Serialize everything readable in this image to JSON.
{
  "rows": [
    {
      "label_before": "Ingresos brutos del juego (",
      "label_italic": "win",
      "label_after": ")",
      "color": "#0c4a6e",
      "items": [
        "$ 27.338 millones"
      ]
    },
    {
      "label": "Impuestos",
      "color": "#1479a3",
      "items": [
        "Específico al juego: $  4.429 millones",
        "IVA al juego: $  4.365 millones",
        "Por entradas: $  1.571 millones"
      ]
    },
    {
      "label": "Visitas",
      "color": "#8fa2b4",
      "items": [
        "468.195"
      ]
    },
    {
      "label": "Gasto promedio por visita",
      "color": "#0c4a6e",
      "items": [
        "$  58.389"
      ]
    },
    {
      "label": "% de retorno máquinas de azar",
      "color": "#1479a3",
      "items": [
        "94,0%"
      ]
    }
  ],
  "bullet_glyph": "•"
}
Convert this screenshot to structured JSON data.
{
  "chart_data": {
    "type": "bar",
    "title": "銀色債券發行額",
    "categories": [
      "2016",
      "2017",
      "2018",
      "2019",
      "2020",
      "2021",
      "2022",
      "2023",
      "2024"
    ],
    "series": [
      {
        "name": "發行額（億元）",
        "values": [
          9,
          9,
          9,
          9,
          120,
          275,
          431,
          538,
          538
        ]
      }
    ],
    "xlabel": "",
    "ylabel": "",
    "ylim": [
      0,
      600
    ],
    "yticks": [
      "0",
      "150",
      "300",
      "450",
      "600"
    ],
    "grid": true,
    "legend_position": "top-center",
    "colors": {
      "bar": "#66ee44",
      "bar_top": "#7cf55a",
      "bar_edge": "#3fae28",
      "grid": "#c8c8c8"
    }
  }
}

Written request.
Reproduce the records above exactly as they appear.

Exercise solution.
Serialize everything readable in this image to JSON.
{
  "rows": [
    {
      "label_before": "Ingresos brutos del juego (",
      "label_italic": "win",
      "label_after": ")",
      "color": "#0c4a6e",
      "items": [
        "$ 27.338 millones"
      ]
    },
    {
      "label": "Impuestos",
      "color": "#1479a3",
      "items": [
        "Específico al juego: $  4.429 millones",
        "IVA al juego: $  4.365 millones",
        "Por entradas: $  1.571 millones"
      ]
    },
    {
      "label": "Visitas",
      "color": "#8fa2b4",
      "items": [
        "468.195"
      ]
    },
    {
      "label": "Gasto promedio por visita",
      "color": "#0c4a6e",
      "items": [
        "$  58.389"
      ]
    },
    {
      "label": "% de retorno máquinas de azar",
      "color": "#1479a3",
      "items": [
        "94,0%"
      ]
    }
  ],
  "bullet_glyph": "•"
}
Convert this screenshot to structured JSON data.
{
  "chart_data": {
    "type": "bar",
    "title": "銀色債券發行額",
    "categories": [
      "2016",
      "2017",
      "2018",
      "2019",
      "2020",
      "2021",
      "2022",
      "2023",
      "2024"
    ],
    "series": [
      {
        "name": "發行額（億元）",
        "values": [
          9,
          9,
          9,
          9,
          120,
          275,
          431,
          538,
          538
        ]
      }
    ],
    "xlabel": "",
    "ylabel": "",
    "ylim": [
      0,
      600
    ],
    "yticks": [
      "0",
      "150",
      "300",
      "450",
      "600"
    ],
    "grid": true,
    "legend_position": "top-center",
    "colors": {
      "bar": "#66ee44",
      "bar_top": "#7cf55a",
      "bar_edge": "#3fae28",
      "grid": "#c8c8c8"
    }
  }
}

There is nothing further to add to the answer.